_REQUIRED WORK_
Records follow. Select each line holding "Thirty".

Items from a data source
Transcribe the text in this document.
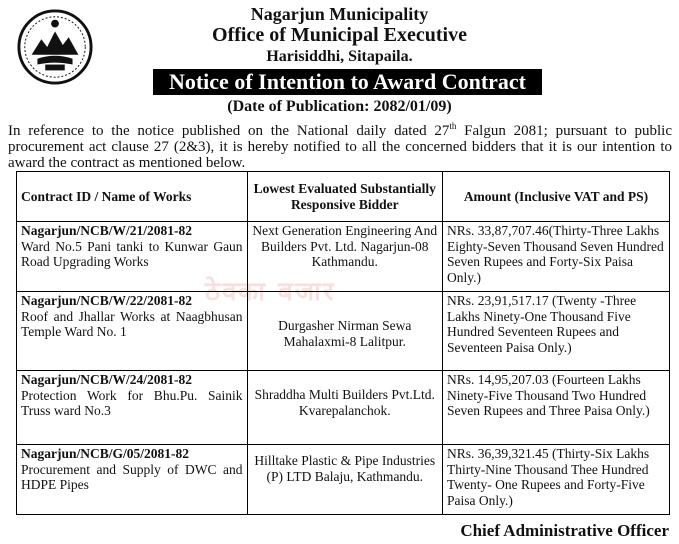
Nagarjun Municipality
Office of Municipal Executive
Harisiddhi, Sitapaila.
Notice of Intention to Award Contract
(Date of Publication: 2082/01/09)
In reference to the notice published on the National daily dated 27th Falgun 2081; pursuant to public procurement act clause 27 (2&3), it is hereby notified to all the concerned bidders that it is our intention to award the contract as mentioned below.
ठेक्का बजार
Contract ID / Name of Works	Lowest Evaluated Substantially Responsive Bidder	Amount (Inclusive VAT and PS)

Nagarjun/NCB/W/21/2081-82
Ward No.5 Pani tanki to Kunwar Gaun Road Upgrading Works	Next Generation Engineering And Builders Pvt. Ltd. Nagarjun-08 Kathmandu.	NRs. 33,87,707.46(Thirty-Three Lakhs Eighty-Seven Thousand Seven Hundred Seven Rupees and Forty-Six Paisa Only.)

Nagarjun/NCB/W/22/2081-82
Roof and Jhallar Works at Naagbhusan Temple Ward No. 1	Durgasher Nirman Sewa Mahalaxmi-8 Lalitpur.	NRs. 23,91,517.17 (Twenty -Three Lakhs Ninety-One Thousand Five Hundred Seventeen Rupees and Seventeen Paisa Only.)

Nagarjun/NCB/W/24/2081-82
Protection Work for Bhu.Pu. Sainik Truss ward No.3	Shraddha Multi Builders Pvt.Ltd. Kvarepalanchok.	NRs. 14,95,207.03 (Fourteen Lakhs Ninety-Five Thousand Two Hundred Seven Rupees and Three Paisa Only.)

Nagarjun/NCB/G/05/2081-82
Procurement and Supply of DWC and HDPE Pipes	Hilltake Plastic & Pipe Industries (P) LTD Balaju, Kathmandu.	NRs. 36,39,321.45 (Thirty-Six Lakhs Thirty-Nine Thousand Thee Hundred Twenty- One Rupees and Forty-Five Paisa Only.)
Chief Administrative Officer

_THE COMPLETED TASK_
Ward No.5 Pani tanki to Kunwar Gaun Road Upgrading Works	Next Generation Engineering And Builders Pvt. Ltd. Nagarjun-08 Kathmandu.	NRs. 33,87,707.46(Thirty-Three Lakhs Eighty-Seven Thousand Seven Hundred Seven Rupees and Forty-Six Paisa Only.)
Procurement and Supply of DWC and HDPE Pipes	Hilltake Plastic & Pipe Industries (P) LTD Balaju, Kathmandu.	NRs. 36,39,321.45 (Thirty-Six Lakhs Thirty-Nine Thousand Thee Hundred Twenty- One Rupees and Forty-Five Paisa Only.)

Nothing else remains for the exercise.